Document extract:

○ ○ ○

May Betts nee Minns
My Life in Mattishall by May Betts
May Minns born Aug 13, 1926
May married Derek John Betts on May 31st 1952 and now lives
in Lakenham, Norwich
I started school at Mattishall in
1932 at the age of 5.
Mr Brayley was the headmaster and was known to be a very strict
disciplinarian. On my first day at school I was several of the
younger children watching Mr Brayley playing an improvised games
of rounders with the older pupils in the playground during the
break. I had in my hand a large apple from the old ‘Lord
Derby’ tree in our garden at South Green. It was an unforgivable
sin to drop anything in the playground. Unfortunately I dropped
my apple and it rolled right across the playground in front of
Mr Brayley. He bellowed “who threw that apple down there”
I piped up “please sir I did. I don’t want it now”.
Mr Brayley stifled a grin and said “well come and pick it
up and put it in the wastebasket”. From that day I think
he took a liking to me, presumably because I was brave enough
to stand up to him! I only remember one occasion when he bullied
me. My writing was very small and he grabbed me by the hair dragged
me out of the front of the classroom and asked me why I had been
trying to write the Lords Prayer on a threepenny piece. Probably
explain why my writing is so big now!
There were no school dinners in those
days. Anyone who lived a long way from the school took sandwiches
– eaten outside in the summer and sitting on the hot water
pipes in the cloakroom in the winter.
At the time that I was at Mattishall
school Mr Brayley was very friendly with another teacher, Miss
Coates. In the summer he frequently sent me to the shop in the
afternoon break to buy two ice-cream wafers for himself and Miss
Coats. One afternoon at the end of the summer term he told me
to get three ice creams and I could have one for myself. I was
so staggered at this turn of events that I said “Pardon”

○ ○ ○

Recorded information:
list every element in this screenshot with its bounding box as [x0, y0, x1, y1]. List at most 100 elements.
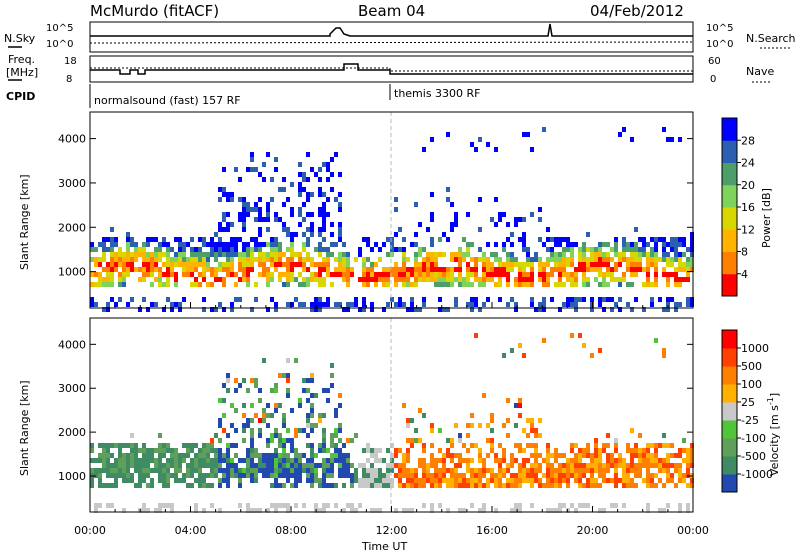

○ ○ ○

Direction:
Repeat word for word the stretch of the Mattishall school memoir from "Mr Brayley stifled" through "so big now!".

Full answer:
Mr Brayley stifled a grin and said “well come and pick it
up and put it in the wastebasket”. From that day I think
he took a liking to me, presumably because I was brave enough
to stand up to him! I only remember one occasion when he bullied
me. My writing was very small and he grabbed me by the hair dragged
me out of the front of the classroom and asked me why I had been
trying to write the Lords Prayer on a threepenny piece. Probably
explain why my writing is so big now!